____ MATERIAL SHOWN

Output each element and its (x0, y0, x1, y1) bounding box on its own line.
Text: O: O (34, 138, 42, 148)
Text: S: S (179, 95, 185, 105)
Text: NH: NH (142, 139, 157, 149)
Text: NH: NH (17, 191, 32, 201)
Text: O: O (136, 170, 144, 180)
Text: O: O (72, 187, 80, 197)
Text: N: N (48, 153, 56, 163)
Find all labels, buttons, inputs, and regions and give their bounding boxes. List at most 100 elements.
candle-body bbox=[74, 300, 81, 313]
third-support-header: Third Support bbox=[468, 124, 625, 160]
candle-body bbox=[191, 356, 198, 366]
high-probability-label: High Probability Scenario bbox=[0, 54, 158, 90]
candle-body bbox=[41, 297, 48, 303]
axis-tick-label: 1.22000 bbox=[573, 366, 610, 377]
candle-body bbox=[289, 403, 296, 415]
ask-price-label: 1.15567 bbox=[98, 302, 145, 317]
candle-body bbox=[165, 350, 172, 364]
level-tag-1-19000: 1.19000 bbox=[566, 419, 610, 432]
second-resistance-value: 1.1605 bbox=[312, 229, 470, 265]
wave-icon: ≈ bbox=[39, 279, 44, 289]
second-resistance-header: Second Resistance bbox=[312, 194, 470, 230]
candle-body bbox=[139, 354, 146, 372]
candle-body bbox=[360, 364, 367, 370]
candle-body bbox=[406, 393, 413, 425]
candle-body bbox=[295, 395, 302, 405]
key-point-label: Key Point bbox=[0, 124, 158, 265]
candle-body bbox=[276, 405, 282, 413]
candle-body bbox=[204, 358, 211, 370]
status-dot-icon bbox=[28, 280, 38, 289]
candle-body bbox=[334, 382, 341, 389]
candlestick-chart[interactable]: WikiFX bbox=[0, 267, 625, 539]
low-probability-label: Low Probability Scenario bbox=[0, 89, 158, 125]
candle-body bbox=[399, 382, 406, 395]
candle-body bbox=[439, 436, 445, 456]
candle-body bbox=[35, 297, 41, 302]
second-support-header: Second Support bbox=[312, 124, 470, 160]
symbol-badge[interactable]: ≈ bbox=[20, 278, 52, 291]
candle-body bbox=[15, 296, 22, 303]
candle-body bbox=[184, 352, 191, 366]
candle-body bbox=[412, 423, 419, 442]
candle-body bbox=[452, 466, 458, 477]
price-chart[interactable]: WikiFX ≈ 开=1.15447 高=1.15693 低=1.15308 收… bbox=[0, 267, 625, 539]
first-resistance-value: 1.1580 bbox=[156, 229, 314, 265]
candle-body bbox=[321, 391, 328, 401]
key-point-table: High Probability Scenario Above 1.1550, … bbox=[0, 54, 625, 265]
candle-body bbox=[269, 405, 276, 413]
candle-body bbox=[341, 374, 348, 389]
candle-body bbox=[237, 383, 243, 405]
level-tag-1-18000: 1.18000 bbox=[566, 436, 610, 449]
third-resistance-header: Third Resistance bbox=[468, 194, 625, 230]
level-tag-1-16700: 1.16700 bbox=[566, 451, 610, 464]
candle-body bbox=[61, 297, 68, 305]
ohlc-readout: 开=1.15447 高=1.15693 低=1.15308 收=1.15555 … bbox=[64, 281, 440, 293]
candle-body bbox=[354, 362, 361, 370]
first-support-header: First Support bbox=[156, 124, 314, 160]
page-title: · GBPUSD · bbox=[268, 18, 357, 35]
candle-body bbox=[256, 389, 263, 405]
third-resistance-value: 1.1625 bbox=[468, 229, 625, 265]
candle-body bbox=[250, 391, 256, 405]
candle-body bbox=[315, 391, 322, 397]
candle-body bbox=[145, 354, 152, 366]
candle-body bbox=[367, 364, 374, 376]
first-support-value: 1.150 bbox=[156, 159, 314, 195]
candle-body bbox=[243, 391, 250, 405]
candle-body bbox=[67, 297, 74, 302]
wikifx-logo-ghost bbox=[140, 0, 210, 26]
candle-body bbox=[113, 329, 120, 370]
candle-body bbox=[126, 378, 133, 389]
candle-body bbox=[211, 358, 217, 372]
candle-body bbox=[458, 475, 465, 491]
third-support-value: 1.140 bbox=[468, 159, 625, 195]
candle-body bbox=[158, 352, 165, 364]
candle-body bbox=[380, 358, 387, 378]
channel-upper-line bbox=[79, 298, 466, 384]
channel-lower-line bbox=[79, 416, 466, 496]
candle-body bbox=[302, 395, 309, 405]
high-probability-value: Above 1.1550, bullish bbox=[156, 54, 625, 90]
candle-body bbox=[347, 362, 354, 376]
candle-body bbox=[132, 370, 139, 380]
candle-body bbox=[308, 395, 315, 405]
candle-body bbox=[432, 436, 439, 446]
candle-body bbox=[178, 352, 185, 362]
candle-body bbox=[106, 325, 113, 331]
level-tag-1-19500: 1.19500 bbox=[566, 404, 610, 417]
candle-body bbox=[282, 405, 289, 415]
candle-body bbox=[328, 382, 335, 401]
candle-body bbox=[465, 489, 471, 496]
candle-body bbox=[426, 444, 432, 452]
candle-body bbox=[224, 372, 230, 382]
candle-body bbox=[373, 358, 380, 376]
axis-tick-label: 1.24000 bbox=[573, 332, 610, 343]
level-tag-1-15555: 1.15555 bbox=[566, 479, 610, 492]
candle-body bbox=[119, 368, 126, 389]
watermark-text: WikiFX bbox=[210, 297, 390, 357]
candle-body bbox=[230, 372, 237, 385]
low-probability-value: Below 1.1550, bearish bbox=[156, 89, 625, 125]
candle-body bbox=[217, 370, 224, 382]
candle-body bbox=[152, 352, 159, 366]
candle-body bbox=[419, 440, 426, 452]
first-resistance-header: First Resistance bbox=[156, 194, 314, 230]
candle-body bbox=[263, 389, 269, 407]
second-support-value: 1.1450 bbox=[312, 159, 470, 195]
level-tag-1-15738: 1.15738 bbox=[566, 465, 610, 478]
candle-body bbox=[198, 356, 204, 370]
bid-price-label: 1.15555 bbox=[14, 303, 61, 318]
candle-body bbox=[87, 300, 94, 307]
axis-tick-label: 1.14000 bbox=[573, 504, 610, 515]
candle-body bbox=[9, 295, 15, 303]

________

**DIRECTIVE**
Count the lines in the items above that contain the string "header", treating uppercase and lowercase as different. Reply with the number only.

**TASK RESULT**
6